# WORK TO DO
Keep only the lines of the listing that include the word "name", and copy them.

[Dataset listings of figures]
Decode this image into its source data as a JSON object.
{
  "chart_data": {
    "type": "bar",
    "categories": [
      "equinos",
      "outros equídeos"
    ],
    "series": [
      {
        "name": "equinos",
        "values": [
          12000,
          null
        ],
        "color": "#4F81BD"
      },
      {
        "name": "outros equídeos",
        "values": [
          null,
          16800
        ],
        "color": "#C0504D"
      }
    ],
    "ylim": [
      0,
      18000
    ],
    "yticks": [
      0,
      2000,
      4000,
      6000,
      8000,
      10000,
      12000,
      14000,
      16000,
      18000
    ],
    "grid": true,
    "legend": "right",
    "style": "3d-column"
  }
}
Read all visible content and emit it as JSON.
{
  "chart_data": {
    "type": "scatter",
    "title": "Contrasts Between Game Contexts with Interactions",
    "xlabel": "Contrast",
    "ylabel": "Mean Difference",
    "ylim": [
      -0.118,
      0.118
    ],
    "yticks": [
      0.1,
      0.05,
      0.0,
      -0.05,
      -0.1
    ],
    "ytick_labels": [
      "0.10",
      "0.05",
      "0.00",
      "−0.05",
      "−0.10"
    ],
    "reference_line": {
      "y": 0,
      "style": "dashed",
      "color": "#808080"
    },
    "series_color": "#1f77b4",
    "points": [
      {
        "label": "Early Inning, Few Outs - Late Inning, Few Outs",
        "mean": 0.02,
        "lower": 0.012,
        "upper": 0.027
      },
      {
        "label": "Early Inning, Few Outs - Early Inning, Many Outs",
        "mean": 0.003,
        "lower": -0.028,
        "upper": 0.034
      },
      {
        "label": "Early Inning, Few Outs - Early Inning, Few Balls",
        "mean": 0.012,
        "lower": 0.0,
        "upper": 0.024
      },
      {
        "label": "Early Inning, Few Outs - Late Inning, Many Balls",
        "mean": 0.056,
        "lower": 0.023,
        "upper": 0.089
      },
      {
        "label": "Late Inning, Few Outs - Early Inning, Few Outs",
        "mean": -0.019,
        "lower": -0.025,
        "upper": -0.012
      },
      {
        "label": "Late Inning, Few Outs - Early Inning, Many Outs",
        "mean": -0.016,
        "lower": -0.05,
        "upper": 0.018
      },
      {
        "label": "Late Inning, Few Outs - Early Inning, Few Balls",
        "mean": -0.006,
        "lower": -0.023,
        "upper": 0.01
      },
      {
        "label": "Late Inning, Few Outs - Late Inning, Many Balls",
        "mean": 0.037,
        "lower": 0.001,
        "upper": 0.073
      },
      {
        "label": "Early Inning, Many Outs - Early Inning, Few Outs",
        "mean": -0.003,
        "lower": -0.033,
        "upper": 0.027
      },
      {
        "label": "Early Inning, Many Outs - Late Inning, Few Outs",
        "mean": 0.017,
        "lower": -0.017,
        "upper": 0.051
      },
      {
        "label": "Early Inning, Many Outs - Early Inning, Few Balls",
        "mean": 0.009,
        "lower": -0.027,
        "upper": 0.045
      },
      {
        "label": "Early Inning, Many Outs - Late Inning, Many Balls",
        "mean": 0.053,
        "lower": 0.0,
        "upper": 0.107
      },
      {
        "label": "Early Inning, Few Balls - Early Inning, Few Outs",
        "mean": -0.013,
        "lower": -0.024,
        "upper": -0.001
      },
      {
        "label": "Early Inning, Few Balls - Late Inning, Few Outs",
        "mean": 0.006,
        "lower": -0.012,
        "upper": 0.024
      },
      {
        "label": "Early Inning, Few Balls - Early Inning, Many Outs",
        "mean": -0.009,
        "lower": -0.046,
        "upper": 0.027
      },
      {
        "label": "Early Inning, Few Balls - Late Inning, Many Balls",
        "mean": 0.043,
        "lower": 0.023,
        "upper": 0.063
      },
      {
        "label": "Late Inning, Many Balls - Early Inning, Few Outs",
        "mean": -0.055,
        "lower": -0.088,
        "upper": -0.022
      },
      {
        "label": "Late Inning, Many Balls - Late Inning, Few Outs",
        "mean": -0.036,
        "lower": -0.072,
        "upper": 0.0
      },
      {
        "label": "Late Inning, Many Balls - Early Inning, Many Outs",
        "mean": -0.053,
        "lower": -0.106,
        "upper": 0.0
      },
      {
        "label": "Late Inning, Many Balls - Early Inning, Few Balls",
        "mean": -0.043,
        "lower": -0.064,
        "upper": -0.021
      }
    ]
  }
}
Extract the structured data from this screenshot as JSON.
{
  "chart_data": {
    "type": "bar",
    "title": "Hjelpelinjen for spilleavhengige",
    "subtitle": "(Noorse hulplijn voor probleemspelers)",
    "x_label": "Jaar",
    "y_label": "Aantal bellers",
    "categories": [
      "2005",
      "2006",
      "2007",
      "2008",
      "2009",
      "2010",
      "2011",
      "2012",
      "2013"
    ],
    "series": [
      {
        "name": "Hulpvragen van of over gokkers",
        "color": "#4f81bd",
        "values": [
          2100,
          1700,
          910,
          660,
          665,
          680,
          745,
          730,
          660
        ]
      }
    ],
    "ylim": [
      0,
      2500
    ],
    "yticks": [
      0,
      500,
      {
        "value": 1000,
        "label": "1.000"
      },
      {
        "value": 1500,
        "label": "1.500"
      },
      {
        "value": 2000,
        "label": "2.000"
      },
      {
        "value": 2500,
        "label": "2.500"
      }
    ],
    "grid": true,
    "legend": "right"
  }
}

# THE REPLY
        "name": "equinos",
        "name": "outros equídeos",
        "name": "Hulpvragen van of over gokkers",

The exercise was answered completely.